◆ What the task requires:
Copy all lines of the listing that include the string "with".

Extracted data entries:
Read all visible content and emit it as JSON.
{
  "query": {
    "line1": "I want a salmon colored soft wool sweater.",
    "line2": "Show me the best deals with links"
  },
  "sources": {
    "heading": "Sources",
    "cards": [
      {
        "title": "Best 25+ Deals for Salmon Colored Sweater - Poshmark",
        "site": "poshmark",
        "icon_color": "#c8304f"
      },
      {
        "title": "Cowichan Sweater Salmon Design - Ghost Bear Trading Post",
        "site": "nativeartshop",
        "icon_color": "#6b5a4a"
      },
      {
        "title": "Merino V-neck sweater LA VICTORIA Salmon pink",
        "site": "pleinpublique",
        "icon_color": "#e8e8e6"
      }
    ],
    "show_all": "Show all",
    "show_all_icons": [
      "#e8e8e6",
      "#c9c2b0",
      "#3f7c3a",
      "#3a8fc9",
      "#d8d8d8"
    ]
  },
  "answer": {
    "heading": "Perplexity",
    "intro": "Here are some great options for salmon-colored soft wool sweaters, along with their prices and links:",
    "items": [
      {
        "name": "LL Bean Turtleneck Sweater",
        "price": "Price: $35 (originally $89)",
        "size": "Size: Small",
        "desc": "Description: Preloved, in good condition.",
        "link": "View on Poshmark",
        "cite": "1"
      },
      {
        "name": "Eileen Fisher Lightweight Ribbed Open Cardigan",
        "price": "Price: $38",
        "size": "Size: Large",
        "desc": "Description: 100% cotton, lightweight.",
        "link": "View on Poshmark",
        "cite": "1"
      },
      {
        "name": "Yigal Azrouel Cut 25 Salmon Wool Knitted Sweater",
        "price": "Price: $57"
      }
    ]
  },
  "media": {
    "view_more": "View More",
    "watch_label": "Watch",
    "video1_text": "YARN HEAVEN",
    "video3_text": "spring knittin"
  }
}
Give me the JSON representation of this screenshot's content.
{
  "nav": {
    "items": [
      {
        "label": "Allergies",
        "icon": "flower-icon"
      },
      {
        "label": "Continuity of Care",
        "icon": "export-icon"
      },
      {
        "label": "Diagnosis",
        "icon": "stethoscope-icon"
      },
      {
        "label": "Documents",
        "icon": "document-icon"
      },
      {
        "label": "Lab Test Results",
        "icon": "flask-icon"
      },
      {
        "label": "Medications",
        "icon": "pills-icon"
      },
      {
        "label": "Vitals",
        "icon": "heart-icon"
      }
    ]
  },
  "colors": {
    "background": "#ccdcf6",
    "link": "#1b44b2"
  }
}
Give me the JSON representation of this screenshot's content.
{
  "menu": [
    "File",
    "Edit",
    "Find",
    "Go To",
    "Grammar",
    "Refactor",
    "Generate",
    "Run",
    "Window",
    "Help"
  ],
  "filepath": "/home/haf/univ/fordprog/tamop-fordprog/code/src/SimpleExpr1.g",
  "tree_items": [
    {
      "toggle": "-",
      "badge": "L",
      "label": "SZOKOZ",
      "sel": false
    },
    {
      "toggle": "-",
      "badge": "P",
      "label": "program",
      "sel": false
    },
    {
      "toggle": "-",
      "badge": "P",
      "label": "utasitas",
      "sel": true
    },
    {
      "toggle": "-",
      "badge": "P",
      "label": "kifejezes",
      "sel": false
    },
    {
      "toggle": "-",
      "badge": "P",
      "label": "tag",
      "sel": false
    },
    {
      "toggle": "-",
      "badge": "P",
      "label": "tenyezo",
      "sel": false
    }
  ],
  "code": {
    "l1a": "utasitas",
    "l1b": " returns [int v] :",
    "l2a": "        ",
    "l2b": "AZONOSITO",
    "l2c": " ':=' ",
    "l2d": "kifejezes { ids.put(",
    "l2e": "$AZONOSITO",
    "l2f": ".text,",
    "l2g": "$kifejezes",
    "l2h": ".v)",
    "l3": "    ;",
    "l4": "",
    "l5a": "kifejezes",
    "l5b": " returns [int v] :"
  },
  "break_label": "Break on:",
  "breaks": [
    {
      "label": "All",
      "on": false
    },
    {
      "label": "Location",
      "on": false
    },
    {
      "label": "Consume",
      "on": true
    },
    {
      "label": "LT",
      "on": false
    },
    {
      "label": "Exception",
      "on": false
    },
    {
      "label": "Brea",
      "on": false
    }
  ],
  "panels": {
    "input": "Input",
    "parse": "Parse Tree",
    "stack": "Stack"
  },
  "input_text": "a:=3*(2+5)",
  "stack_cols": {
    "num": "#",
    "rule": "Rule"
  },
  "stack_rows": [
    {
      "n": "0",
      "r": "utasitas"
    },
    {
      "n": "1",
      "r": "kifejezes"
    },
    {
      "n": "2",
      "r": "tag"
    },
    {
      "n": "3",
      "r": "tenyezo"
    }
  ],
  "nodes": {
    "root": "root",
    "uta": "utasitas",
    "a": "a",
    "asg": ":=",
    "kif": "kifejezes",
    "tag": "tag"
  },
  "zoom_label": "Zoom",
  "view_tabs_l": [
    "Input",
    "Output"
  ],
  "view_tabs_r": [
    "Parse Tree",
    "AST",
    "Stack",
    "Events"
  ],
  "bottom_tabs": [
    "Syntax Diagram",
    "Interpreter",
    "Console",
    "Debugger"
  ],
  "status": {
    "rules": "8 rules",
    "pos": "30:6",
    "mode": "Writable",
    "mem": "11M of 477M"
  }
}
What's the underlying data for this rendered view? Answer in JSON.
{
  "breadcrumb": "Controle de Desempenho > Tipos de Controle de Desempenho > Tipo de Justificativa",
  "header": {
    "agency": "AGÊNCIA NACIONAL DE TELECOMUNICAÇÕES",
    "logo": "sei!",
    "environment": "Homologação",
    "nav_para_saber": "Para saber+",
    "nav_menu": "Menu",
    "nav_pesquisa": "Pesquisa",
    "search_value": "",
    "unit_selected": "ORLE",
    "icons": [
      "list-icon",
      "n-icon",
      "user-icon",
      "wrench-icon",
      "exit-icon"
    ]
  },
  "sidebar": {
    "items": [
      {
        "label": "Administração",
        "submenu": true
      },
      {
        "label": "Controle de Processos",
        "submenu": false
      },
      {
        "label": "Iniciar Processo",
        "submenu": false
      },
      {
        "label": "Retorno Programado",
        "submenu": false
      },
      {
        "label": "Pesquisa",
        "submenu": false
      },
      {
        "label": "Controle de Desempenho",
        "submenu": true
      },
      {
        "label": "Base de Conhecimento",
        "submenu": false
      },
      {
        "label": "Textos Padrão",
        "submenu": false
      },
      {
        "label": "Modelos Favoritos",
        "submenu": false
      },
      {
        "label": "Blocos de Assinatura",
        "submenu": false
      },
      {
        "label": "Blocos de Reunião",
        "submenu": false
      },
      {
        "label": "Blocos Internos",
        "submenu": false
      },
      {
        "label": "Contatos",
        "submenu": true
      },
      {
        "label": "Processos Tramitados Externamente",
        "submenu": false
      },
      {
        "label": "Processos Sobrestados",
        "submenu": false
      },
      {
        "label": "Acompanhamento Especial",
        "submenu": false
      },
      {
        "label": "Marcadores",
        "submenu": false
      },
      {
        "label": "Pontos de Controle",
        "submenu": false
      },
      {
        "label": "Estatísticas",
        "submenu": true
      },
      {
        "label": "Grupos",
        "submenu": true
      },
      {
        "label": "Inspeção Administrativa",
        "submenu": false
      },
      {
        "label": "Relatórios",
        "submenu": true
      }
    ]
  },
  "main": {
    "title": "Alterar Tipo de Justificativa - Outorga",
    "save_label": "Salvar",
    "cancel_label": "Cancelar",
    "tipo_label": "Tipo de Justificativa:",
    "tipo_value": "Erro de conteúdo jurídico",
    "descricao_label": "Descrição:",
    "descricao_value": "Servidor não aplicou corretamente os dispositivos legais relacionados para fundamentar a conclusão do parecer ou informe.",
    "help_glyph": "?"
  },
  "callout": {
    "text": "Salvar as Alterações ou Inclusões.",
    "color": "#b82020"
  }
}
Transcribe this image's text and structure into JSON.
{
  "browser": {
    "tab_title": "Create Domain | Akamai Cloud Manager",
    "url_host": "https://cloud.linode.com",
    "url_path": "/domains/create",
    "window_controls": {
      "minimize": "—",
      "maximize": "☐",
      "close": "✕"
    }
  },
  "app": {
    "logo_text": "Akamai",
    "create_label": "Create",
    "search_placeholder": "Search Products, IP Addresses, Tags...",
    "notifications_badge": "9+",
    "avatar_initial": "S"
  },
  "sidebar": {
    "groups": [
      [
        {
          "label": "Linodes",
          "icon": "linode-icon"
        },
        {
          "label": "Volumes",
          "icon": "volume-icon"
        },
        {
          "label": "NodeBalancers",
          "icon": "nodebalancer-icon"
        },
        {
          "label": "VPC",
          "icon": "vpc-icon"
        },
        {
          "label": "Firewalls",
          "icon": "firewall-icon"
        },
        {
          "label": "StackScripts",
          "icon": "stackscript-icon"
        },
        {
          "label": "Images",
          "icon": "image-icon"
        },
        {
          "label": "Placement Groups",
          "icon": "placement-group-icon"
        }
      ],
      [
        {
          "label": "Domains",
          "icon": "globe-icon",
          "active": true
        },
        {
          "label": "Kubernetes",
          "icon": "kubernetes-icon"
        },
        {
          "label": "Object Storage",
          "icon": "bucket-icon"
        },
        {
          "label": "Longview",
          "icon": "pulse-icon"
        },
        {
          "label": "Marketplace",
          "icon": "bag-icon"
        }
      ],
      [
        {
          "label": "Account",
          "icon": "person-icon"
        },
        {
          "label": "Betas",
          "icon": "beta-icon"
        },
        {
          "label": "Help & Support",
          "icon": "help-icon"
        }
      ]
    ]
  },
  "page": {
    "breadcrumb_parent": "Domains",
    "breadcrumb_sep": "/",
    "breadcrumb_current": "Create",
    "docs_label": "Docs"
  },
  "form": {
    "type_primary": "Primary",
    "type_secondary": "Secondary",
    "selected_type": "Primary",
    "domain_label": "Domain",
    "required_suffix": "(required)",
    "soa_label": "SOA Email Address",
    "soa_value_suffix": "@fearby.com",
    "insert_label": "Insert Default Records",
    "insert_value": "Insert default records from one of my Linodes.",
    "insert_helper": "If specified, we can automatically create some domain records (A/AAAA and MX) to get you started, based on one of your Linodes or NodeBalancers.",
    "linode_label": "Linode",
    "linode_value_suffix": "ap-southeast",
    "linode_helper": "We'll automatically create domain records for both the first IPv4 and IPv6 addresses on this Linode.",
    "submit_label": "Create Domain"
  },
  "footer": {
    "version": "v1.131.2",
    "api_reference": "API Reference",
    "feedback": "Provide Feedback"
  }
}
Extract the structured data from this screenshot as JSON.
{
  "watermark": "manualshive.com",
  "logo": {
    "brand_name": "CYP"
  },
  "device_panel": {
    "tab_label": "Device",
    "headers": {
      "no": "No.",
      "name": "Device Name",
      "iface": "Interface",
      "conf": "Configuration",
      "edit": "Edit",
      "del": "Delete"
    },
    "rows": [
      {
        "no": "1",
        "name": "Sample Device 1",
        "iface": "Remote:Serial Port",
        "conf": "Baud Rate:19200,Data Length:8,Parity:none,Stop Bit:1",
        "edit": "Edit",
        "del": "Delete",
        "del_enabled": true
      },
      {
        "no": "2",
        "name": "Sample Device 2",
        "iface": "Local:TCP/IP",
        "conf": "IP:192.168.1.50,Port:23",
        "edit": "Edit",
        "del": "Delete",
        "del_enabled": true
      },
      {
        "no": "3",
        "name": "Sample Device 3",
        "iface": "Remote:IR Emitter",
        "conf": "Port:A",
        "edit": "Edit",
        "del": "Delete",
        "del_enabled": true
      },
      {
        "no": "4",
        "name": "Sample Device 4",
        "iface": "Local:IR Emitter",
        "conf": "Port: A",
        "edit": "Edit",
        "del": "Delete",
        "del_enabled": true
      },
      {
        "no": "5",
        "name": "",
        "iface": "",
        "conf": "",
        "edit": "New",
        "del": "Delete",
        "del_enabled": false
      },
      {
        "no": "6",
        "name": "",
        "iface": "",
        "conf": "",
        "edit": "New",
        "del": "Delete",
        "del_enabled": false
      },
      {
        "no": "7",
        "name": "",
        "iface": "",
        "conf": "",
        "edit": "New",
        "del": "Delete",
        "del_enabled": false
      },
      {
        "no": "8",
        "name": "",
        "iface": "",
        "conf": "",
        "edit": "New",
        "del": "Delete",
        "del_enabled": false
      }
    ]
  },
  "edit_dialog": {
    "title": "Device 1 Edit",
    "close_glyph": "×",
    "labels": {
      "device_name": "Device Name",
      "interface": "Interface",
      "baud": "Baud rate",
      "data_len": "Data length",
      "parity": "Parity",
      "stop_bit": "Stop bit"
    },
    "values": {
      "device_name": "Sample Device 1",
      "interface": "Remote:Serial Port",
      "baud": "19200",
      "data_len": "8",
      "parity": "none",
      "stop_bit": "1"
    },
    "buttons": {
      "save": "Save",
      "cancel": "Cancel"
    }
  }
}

◆ Written response:
    "line2": "Show me the best deals with links"
    "intro": "Here are some great options for salmon-colored soft wool sweaters, along with their prices and links:",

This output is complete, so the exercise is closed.